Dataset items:
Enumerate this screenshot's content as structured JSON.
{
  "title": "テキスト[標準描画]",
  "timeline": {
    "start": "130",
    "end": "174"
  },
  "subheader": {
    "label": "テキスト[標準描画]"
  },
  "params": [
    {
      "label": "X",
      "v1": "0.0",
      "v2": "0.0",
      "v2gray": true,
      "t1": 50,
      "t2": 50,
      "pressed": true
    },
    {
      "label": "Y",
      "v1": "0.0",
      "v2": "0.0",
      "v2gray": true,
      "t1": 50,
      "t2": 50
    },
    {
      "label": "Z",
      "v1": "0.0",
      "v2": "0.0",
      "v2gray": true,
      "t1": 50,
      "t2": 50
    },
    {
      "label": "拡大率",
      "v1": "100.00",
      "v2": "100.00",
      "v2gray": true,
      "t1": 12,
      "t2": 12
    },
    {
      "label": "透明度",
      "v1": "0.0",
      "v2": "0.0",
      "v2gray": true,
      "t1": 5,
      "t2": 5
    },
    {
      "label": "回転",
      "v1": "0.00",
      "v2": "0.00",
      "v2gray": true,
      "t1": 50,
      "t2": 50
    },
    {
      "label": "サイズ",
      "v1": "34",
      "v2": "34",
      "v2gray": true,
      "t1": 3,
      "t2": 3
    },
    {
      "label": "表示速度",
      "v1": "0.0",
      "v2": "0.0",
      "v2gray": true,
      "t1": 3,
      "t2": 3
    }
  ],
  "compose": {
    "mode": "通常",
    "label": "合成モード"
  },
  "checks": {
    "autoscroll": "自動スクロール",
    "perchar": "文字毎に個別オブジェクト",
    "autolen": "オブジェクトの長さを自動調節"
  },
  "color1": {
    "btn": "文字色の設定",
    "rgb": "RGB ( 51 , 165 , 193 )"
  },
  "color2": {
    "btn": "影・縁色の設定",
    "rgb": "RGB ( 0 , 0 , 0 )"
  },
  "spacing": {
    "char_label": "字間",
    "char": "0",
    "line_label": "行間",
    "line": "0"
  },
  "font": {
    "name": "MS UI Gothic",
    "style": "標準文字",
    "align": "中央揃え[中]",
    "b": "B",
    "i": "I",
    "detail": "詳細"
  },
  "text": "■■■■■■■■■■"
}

*Task goal:*
Output the records verbatim, from the first line to the last.

*The response:*
Enumerate this screenshot's content as structured JSON.
{
  "title": "テキスト[標準描画]",
  "timeline": {
    "start": "130",
    "end": "174"
  },
  "subheader": {
    "label": "テキスト[標準描画]"
  },
  "params": [
    {
      "label": "X",
      "v1": "0.0",
      "v2": "0.0",
      "v2gray": true,
      "t1": 50,
      "t2": 50,
      "pressed": true
    },
    {
      "label": "Y",
      "v1": "0.0",
      "v2": "0.0",
      "v2gray": true,
      "t1": 50,
      "t2": 50
    },
    {
      "label": "Z",
      "v1": "0.0",
      "v2": "0.0",
      "v2gray": true,
      "t1": 50,
      "t2": 50
    },
    {
      "label": "拡大率",
      "v1": "100.00",
      "v2": "100.00",
      "v2gray": true,
      "t1": 12,
      "t2": 12
    },
    {
      "label": "透明度",
      "v1": "0.0",
      "v2": "0.0",
      "v2gray": true,
      "t1": 5,
      "t2": 5
    },
    {
      "label": "回転",
      "v1": "0.00",
      "v2": "0.00",
      "v2gray": true,
      "t1": 50,
      "t2": 50
    },
    {
      "label": "サイズ",
      "v1": "34",
      "v2": "34",
      "v2gray": true,
      "t1": 3,
      "t2": 3
    },
    {
      "label": "表示速度",
      "v1": "0.0",
      "v2": "0.0",
      "v2gray": true,
      "t1": 3,
      "t2": 3
    }
  ],
  "compose": {
    "mode": "通常",
    "label": "合成モード"
  },
  "checks": {
    "autoscroll": "自動スクロール",
    "perchar": "文字毎に個別オブジェクト",
    "autolen": "オブジェクトの長さを自動調節"
  },
  "color1": {
    "btn": "文字色の設定",
    "rgb": "RGB ( 51 , 165 , 193 )"
  },
  "color2": {
    "btn": "影・縁色の設定",
    "rgb": "RGB ( 0 , 0 , 0 )"
  },
  "spacing": {
    "char_label": "字間",
    "char": "0",
    "line_label": "行間",
    "line": "0"
  },
  "font": {
    "name": "MS UI Gothic",
    "style": "標準文字",
    "align": "中央揃え[中]",
    "b": "B",
    "i": "I",
    "detail": "詳細"
  },
  "text": "■■■■■■■■■■"
}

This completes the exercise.